▶ **TO DO**
Gather all lines from the material that contain "npartidos".
*** THE RECORDS
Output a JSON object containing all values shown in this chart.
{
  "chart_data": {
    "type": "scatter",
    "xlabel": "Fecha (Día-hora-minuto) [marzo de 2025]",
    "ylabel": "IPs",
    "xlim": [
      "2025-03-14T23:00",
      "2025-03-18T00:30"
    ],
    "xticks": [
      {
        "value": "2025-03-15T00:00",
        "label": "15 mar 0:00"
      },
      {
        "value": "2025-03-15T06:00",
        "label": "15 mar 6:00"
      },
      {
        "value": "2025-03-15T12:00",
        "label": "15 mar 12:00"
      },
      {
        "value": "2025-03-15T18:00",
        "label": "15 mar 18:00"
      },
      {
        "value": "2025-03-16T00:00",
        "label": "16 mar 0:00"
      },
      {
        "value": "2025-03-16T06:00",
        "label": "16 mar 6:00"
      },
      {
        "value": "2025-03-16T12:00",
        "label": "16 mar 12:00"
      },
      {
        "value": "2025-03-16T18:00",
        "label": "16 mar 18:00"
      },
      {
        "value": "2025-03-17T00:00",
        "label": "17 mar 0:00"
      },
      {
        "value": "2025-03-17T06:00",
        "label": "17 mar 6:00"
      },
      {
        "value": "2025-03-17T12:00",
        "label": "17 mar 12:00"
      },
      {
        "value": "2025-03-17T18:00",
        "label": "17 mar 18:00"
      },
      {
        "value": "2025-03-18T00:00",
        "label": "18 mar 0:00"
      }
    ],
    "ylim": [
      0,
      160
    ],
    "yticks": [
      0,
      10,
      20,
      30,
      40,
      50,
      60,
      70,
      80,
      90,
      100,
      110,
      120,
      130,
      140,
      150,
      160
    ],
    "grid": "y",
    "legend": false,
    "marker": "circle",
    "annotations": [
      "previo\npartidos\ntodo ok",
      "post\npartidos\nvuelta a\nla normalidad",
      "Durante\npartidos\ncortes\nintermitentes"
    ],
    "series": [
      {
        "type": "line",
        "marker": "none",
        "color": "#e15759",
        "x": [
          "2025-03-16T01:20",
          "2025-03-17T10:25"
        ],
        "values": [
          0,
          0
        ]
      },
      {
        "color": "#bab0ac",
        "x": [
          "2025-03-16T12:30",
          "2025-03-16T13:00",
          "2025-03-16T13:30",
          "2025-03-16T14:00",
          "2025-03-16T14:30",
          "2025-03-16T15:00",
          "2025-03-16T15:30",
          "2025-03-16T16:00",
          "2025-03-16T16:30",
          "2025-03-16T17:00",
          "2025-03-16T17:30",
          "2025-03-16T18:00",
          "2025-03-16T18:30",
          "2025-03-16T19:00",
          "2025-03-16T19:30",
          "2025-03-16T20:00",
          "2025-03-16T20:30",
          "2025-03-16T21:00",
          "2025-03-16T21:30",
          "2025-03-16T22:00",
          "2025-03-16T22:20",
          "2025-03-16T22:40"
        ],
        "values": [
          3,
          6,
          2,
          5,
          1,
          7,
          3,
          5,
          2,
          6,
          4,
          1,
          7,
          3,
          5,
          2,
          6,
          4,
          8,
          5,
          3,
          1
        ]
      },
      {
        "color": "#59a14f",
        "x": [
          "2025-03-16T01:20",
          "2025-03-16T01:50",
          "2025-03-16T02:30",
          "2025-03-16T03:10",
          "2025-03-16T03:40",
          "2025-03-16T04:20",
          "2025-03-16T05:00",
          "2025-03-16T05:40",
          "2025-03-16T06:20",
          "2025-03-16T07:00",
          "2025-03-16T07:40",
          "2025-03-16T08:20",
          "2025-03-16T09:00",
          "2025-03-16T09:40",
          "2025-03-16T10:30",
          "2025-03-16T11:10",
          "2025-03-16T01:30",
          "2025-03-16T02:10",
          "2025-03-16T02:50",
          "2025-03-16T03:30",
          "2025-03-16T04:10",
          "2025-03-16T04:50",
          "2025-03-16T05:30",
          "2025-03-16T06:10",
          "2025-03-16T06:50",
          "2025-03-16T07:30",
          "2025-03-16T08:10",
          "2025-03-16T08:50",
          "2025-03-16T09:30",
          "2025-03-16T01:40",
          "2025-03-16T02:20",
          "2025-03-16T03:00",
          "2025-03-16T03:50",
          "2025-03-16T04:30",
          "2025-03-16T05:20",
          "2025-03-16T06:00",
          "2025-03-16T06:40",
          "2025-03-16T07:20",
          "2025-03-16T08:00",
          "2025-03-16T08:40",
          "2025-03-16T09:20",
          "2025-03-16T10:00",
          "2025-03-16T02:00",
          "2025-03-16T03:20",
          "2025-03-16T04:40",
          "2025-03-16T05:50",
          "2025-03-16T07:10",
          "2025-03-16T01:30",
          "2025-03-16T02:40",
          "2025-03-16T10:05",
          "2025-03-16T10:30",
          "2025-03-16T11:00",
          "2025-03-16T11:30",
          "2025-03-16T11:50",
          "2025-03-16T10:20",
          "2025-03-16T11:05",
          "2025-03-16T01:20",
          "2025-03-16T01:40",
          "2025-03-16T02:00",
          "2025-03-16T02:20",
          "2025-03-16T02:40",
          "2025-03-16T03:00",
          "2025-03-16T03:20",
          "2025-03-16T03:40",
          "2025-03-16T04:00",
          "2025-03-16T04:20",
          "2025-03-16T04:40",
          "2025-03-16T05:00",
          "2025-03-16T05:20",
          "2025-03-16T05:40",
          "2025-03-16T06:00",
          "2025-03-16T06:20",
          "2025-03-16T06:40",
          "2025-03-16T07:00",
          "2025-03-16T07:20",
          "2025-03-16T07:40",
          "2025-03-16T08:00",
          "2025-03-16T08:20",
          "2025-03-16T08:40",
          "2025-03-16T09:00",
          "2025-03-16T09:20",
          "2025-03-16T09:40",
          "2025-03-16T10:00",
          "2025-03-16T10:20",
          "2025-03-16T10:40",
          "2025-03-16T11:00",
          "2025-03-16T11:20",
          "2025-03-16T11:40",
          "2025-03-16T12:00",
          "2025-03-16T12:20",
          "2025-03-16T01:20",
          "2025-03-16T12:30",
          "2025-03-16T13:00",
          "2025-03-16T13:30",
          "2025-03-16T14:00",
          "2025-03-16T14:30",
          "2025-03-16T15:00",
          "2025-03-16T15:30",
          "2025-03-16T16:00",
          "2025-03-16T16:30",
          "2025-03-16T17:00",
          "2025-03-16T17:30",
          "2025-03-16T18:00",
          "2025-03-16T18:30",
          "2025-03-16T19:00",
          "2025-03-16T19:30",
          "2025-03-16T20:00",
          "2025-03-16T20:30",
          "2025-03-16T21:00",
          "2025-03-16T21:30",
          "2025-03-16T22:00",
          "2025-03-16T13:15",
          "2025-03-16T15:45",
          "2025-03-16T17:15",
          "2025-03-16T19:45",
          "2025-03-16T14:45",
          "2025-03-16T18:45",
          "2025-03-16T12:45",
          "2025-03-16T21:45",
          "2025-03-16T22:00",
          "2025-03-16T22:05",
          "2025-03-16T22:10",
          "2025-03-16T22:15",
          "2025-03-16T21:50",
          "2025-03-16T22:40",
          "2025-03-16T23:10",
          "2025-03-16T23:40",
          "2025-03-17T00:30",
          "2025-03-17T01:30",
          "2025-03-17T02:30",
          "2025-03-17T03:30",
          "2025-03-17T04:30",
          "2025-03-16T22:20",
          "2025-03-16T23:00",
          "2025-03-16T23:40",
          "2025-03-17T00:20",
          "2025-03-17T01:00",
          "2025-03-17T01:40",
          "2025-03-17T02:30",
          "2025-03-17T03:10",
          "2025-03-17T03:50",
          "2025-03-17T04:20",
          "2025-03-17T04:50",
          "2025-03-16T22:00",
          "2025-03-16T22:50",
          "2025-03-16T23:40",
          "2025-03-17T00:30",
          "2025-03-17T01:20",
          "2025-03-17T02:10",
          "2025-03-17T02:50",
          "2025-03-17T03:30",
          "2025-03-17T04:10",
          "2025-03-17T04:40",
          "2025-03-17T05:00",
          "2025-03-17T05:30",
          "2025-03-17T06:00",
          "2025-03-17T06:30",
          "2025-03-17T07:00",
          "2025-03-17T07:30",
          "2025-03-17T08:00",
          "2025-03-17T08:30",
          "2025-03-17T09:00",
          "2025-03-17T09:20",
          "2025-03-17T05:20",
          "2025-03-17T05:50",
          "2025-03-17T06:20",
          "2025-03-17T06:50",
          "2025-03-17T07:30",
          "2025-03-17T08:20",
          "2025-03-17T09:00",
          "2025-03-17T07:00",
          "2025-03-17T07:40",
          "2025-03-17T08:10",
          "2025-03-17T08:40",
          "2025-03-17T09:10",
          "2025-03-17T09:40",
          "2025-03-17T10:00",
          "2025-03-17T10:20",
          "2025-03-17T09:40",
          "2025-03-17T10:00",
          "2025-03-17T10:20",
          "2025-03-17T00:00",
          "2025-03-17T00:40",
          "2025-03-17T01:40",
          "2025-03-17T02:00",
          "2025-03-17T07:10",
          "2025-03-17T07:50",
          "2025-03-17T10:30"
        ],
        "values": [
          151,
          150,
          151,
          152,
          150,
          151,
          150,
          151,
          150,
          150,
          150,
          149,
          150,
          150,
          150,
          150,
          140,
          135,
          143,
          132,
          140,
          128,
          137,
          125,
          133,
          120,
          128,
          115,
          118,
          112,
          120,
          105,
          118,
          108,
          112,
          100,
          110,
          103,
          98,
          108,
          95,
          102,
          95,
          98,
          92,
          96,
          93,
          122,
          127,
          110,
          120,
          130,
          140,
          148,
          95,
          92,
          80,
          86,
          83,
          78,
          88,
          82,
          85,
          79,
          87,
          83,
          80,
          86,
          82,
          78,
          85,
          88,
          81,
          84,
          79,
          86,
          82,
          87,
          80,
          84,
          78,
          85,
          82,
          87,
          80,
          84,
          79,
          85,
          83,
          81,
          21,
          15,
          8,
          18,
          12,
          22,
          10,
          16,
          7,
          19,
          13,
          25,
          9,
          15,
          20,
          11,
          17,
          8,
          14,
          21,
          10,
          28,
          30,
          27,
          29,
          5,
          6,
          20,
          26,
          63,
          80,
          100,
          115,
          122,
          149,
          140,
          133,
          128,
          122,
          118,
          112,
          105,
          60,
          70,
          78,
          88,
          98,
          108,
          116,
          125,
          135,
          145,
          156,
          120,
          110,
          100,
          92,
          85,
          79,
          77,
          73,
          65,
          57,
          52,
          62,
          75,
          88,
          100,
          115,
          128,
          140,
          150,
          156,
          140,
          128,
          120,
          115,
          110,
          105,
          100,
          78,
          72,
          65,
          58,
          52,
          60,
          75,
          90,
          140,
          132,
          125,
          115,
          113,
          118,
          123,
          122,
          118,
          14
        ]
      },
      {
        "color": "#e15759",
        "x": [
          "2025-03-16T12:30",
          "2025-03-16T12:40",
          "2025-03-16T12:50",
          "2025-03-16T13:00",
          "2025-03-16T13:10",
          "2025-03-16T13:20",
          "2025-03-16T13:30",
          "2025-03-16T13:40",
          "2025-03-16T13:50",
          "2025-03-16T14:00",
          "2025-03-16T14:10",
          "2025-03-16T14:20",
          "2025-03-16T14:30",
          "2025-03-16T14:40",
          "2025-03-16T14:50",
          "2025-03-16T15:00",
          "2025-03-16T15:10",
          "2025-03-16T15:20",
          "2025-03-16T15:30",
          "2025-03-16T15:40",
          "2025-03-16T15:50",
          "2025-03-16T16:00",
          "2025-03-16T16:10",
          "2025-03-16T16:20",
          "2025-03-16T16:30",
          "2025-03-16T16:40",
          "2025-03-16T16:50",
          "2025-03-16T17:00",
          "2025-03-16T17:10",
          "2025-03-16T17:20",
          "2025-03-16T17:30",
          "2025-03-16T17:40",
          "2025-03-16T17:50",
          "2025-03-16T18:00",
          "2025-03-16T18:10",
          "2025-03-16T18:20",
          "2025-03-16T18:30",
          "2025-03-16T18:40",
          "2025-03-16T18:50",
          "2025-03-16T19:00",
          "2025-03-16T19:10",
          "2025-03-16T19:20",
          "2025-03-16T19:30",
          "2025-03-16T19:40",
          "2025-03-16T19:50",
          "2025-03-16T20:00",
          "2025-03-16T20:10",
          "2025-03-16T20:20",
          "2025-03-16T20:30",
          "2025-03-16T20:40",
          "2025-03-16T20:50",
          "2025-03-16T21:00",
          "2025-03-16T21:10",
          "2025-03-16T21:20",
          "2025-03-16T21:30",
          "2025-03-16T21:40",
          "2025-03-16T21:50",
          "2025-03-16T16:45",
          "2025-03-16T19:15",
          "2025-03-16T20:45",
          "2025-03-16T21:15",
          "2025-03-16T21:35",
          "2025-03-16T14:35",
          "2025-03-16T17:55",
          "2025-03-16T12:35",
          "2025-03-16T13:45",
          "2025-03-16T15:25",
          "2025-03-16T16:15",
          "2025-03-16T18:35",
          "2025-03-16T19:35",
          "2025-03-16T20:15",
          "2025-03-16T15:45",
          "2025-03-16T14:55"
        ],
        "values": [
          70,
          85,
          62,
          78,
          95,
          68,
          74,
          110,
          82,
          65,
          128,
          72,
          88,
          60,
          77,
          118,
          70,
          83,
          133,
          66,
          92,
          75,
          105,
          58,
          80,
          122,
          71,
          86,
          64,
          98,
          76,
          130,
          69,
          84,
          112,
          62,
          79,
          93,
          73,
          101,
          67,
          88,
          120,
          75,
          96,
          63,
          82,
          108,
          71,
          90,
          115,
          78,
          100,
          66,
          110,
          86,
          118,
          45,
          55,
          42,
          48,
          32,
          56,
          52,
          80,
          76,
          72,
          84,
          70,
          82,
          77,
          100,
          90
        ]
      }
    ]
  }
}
******
▶ **WRITTEN RESPONSE**
      "previo\npartidos\ntodo ok",
      "post\npartidos\nvuelta a\nla normalidad",
      "Durante\npartidos\ncortes\nintermitentes"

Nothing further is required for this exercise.